**What the exercise asks**
Where a line holds the string "ylabel", return that line.

[Data tied to figure images]
»»
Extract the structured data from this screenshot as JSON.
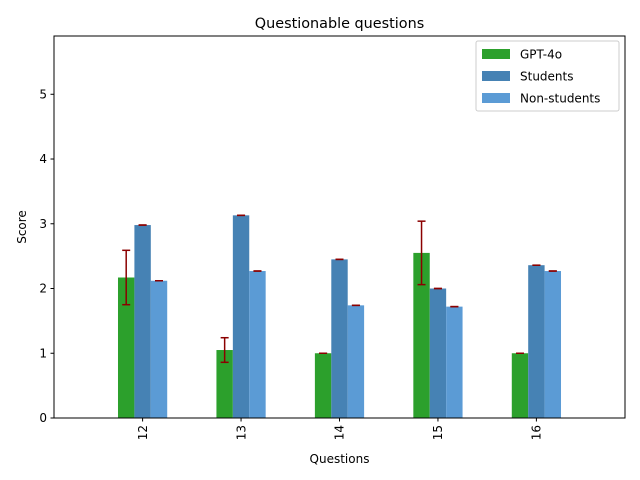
{
  "chart_data": {
    "type": "bar",
    "title": "Questionable questions",
    "xlabel": "Questions",
    "ylabel": "Score",
    "categories": [
      "12",
      "13",
      "14",
      "15",
      "16"
    ],
    "ylim": [
      0,
      5.9
    ],
    "yticks": [
      0,
      1,
      2,
      3,
      4,
      5
    ],
    "grid": false,
    "legend_position": "top-right",
    "error_bar_color": "#8b0000",
    "series": [
      {
        "name": "GPT-4o",
        "color": "#2ca02c",
        "values": [
          2.17,
          1.05,
          1.0,
          2.55,
          1.0
        ],
        "errors": [
          0.42,
          0.19,
          0.0,
          0.49,
          0.0
        ]
      },
      {
        "name": "Students",
        "color": "#4682b4",
        "values": [
          2.98,
          3.13,
          2.45,
          2.0,
          2.36
        ],
        "errors": [
          0,
          0,
          0,
          0,
          0
        ]
      },
      {
        "name": "Non-students",
        "color": "#5b9bd5",
        "values": [
          2.12,
          2.27,
          1.74,
          1.72,
          2.27
        ],
        "errors": [
          0,
          0,
          0,
          0,
          0
        ]
      }
    ]
  }
}
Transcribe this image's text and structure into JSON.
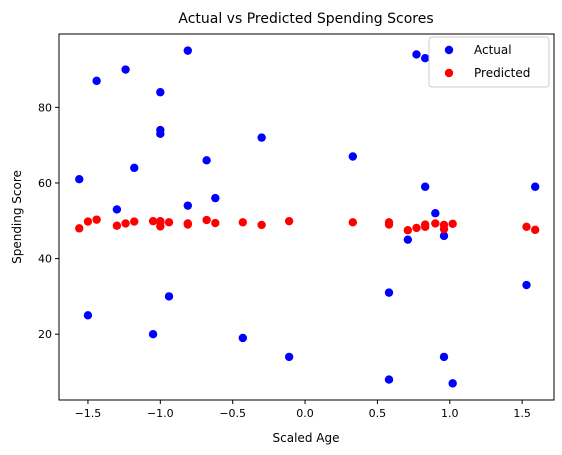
{
  "chart_data": {
    "type": "scatter",
    "title": "Actual vs Predicted Spending Scores",
    "xlabel": "Scaled Age",
    "ylabel": "Spending Score",
    "xlim": [
      -1.7,
      1.72
    ],
    "ylim": [
      2.6,
      99.4
    ],
    "xticks": [
      -1.5,
      -1.0,
      -0.5,
      0.0,
      0.5,
      1.0,
      1.5
    ],
    "xtick_labels": [
      "−1.5",
      "−1.0",
      "−0.5",
      "0.0",
      "0.5",
      "1.0",
      "1.5"
    ],
    "yticks": [
      20,
      40,
      60,
      80
    ],
    "ytick_labels": [
      "20",
      "40",
      "60",
      "80"
    ],
    "grid": false,
    "legend_position": "top-right",
    "series": [
      {
        "name": "Actual",
        "color": "#0000ff",
        "points": [
          [
            -1.56,
            61
          ],
          [
            -1.5,
            25
          ],
          [
            -1.44,
            87
          ],
          [
            -1.3,
            53
          ],
          [
            -1.24,
            90
          ],
          [
            -1.18,
            64
          ],
          [
            -1.05,
            20
          ],
          [
            -1.0,
            84
          ],
          [
            -1.0,
            74
          ],
          [
            -1.0,
            73
          ],
          [
            -0.94,
            30
          ],
          [
            -0.81,
            95
          ],
          [
            -0.81,
            54
          ],
          [
            -0.68,
            66
          ],
          [
            -0.62,
            56
          ],
          [
            -0.43,
            19
          ],
          [
            -0.3,
            72
          ],
          [
            -0.11,
            14
          ],
          [
            0.33,
            67
          ],
          [
            0.58,
            31
          ],
          [
            0.58,
            8
          ],
          [
            0.71,
            45
          ],
          [
            0.77,
            94
          ],
          [
            0.83,
            93
          ],
          [
            0.83,
            59
          ],
          [
            0.9,
            52
          ],
          [
            0.96,
            46
          ],
          [
            0.96,
            14
          ],
          [
            1.02,
            7
          ],
          [
            1.53,
            33
          ],
          [
            1.59,
            59
          ]
        ]
      },
      {
        "name": "Predicted",
        "color": "#ff0000",
        "points": [
          [
            -1.56,
            48.0
          ],
          [
            -1.5,
            49.8
          ],
          [
            -1.44,
            50.3
          ],
          [
            -1.3,
            48.7
          ],
          [
            -1.24,
            49.3
          ],
          [
            -1.18,
            49.8
          ],
          [
            -1.05,
            49.9
          ],
          [
            -1.0,
            49.9
          ],
          [
            -1.0,
            49.6
          ],
          [
            -1.0,
            48.5
          ],
          [
            -0.94,
            49.6
          ],
          [
            -0.81,
            49.3
          ],
          [
            -0.81,
            49.0
          ],
          [
            -0.68,
            50.2
          ],
          [
            -0.62,
            49.4
          ],
          [
            -0.43,
            49.6
          ],
          [
            -0.3,
            48.9
          ],
          [
            -0.11,
            49.9
          ],
          [
            0.33,
            49.6
          ],
          [
            0.58,
            49.6
          ],
          [
            0.58,
            49.0
          ],
          [
            0.71,
            47.5
          ],
          [
            0.77,
            48.1
          ],
          [
            0.83,
            49.0
          ],
          [
            0.83,
            48.4
          ],
          [
            0.9,
            49.3
          ],
          [
            0.96,
            48.9
          ],
          [
            0.96,
            47.8
          ],
          [
            1.02,
            49.2
          ],
          [
            1.53,
            48.4
          ],
          [
            1.59,
            47.6
          ]
        ]
      }
    ]
  }
}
««
**Exercise answer**
    "ylabel": "Score",
    "ylabel": "Spending Score",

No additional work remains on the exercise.